■ Instructions for the task ■
Extract the listing below in full, unchanged.
+--
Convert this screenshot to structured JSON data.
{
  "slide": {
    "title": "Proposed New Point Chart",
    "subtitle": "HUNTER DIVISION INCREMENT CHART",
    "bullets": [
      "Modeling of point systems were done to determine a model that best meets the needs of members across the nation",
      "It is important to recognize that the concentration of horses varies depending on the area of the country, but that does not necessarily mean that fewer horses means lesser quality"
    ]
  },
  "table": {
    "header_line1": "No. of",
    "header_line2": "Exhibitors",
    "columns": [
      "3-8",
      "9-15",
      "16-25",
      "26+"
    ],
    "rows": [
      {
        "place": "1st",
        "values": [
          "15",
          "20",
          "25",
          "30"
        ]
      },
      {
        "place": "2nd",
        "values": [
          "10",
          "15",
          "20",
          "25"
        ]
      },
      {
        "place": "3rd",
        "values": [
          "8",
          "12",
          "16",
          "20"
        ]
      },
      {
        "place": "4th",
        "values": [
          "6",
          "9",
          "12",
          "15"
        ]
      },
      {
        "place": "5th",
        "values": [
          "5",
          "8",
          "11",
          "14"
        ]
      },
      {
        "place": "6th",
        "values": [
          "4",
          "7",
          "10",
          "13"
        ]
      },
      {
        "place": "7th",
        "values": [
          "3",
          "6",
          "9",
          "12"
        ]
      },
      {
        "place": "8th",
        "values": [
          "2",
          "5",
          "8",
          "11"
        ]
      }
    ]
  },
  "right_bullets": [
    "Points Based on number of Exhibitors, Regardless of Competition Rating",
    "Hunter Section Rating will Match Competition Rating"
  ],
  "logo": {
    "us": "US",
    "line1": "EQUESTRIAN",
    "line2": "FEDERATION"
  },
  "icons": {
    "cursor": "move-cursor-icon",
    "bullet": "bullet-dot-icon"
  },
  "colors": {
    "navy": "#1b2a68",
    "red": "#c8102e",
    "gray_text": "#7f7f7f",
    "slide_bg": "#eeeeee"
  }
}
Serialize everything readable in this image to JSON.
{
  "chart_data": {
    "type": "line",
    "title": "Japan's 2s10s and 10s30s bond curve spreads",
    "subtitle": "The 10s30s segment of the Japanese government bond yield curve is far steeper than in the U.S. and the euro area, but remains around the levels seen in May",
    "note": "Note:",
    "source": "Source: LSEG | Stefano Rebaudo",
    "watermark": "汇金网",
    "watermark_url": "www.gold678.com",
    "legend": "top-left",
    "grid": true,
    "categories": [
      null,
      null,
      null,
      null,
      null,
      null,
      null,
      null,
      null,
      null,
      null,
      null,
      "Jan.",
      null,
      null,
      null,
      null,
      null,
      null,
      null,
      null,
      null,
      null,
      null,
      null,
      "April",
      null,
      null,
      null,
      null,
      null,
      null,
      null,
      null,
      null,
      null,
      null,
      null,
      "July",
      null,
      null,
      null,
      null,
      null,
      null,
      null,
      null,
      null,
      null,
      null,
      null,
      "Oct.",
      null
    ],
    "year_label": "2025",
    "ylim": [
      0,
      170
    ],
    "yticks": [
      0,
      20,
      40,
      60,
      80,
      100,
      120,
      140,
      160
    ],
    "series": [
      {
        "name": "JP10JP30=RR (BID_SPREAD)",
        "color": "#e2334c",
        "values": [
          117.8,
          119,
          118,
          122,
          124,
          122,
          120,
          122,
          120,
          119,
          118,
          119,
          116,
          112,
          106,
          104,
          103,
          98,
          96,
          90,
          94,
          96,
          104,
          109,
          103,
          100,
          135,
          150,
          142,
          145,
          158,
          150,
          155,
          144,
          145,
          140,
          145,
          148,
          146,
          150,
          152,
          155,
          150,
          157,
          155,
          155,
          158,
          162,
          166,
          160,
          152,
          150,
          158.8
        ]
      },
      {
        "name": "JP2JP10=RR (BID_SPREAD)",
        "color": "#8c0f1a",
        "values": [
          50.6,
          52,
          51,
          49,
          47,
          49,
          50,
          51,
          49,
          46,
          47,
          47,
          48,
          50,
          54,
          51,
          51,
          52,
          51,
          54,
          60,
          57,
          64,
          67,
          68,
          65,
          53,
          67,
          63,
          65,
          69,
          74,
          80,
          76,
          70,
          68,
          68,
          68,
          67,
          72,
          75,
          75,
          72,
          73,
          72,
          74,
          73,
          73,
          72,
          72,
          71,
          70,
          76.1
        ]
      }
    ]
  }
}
+--
■ The output ■
Convert this screenshot to structured JSON data.
{
  "slide": {
    "title": "Proposed New Point Chart",
    "subtitle": "HUNTER DIVISION INCREMENT CHART",
    "bullets": [
      "Modeling of point systems were done to determine a model that best meets the needs of members across the nation",
      "It is important to recognize that the concentration of horses varies depending on the area of the country, but that does not necessarily mean that fewer horses means lesser quality"
    ]
  },
  "table": {
    "header_line1": "No. of",
    "header_line2": "Exhibitors",
    "columns": [
      "3-8",
      "9-15",
      "16-25",
      "26+"
    ],
    "rows": [
      {
        "place": "1st",
        "values": [
          "15",
          "20",
          "25",
          "30"
        ]
      },
      {
        "place": "2nd",
        "values": [
          "10",
          "15",
          "20",
          "25"
        ]
      },
      {
        "place": "3rd",
        "values": [
          "8",
          "12",
          "16",
          "20"
        ]
      },
      {
        "place": "4th",
        "values": [
          "6",
          "9",
          "12",
          "15"
        ]
      },
      {
        "place": "5th",
        "values": [
          "5",
          "8",
          "11",
          "14"
        ]
      },
      {
        "place": "6th",
        "values": [
          "4",
          "7",
          "10",
          "13"
        ]
      },
      {
        "place": "7th",
        "values": [
          "3",
          "6",
          "9",
          "12"
        ]
      },
      {
        "place": "8th",
        "values": [
          "2",
          "5",
          "8",
          "11"
        ]
      }
    ]
  },
  "right_bullets": [
    "Points Based on number of Exhibitors, Regardless of Competition Rating",
    "Hunter Section Rating will Match Competition Rating"
  ],
  "logo": {
    "us": "US",
    "line1": "EQUESTRIAN",
    "line2": "FEDERATION"
  },
  "icons": {
    "cursor": "move-cursor-icon",
    "bullet": "bullet-dot-icon"
  },
  "colors": {
    "navy": "#1b2a68",
    "red": "#c8102e",
    "gray_text": "#7f7f7f",
    "slide_bg": "#eeeeee"
  }
}
Serialize everything readable in this image to JSON.
{
  "chart_data": {
    "type": "line",
    "title": "Japan's 2s10s and 10s30s bond curve spreads",
    "subtitle": "The 10s30s segment of the Japanese government bond yield curve is far steeper than in the U.S. and the euro area, but remains around the levels seen in May",
    "note": "Note:",
    "source": "Source: LSEG | Stefano Rebaudo",
    "watermark": "汇金网",
    "watermark_url": "www.gold678.com",
    "legend": "top-left",
    "grid": true,
    "categories": [
      null,
      null,
      null,
      null,
      null,
      null,
      null,
      null,
      null,
      null,
      null,
      null,
      "Jan.",
      null,
      null,
      null,
      null,
      null,
      null,
      null,
      null,
      null,
      null,
      null,
      null,
      "April",
      null,
      null,
      null,
      null,
      null,
      null,
      null,
      null,
      null,
      null,
      null,
      null,
      "July",
      null,
      null,
      null,
      null,
      null,
      null,
      null,
      null,
      null,
      null,
      null,
      null,
      "Oct.",
      null
    ],
    "year_label": "2025",
    "ylim": [
      0,
      170
    ],
    "yticks": [
      0,
      20,
      40,
      60,
      80,
      100,
      120,
      140,
      160
    ],
    "series": [
      {
        "name": "JP10JP30=RR (BID_SPREAD)",
        "color": "#e2334c",
        "values": [
          117.8,
          119,
          118,
          122,
          124,
          122,
          120,
          122,
          120,
          119,
          118,
          119,
          116,
          112,
          106,
          104,
          103,
          98,
          96,
          90,
          94,
          96,
          104,
          109,
          103,
          100,
          135,
          150,
          142,
          145,
          158,
          150,
          155,
          144,
          145,
          140,
          145,
          148,
          146,
          150,
          152,
          155,
          150,
          157,
          155,
          155,
          158,
          162,
          166,
          160,
          152,
          150,
          158.8
        ]
      },
      {
        "name": "JP2JP10=RR (BID_SPREAD)",
        "color": "#8c0f1a",
        "values": [
          50.6,
          52,
          51,
          49,
          47,
          49,
          50,
          51,
          49,
          46,
          47,
          47,
          48,
          50,
          54,
          51,
          51,
          52,
          51,
          54,
          60,
          57,
          64,
          67,
          68,
          65,
          53,
          67,
          63,
          65,
          69,
          74,
          80,
          76,
          70,
          68,
          68,
          68,
          67,
          72,
          75,
          75,
          72,
          73,
          72,
          74,
          73,
          73,
          72,
          72,
          71,
          70,
          76.1
        ]
      }
    ]
  }
}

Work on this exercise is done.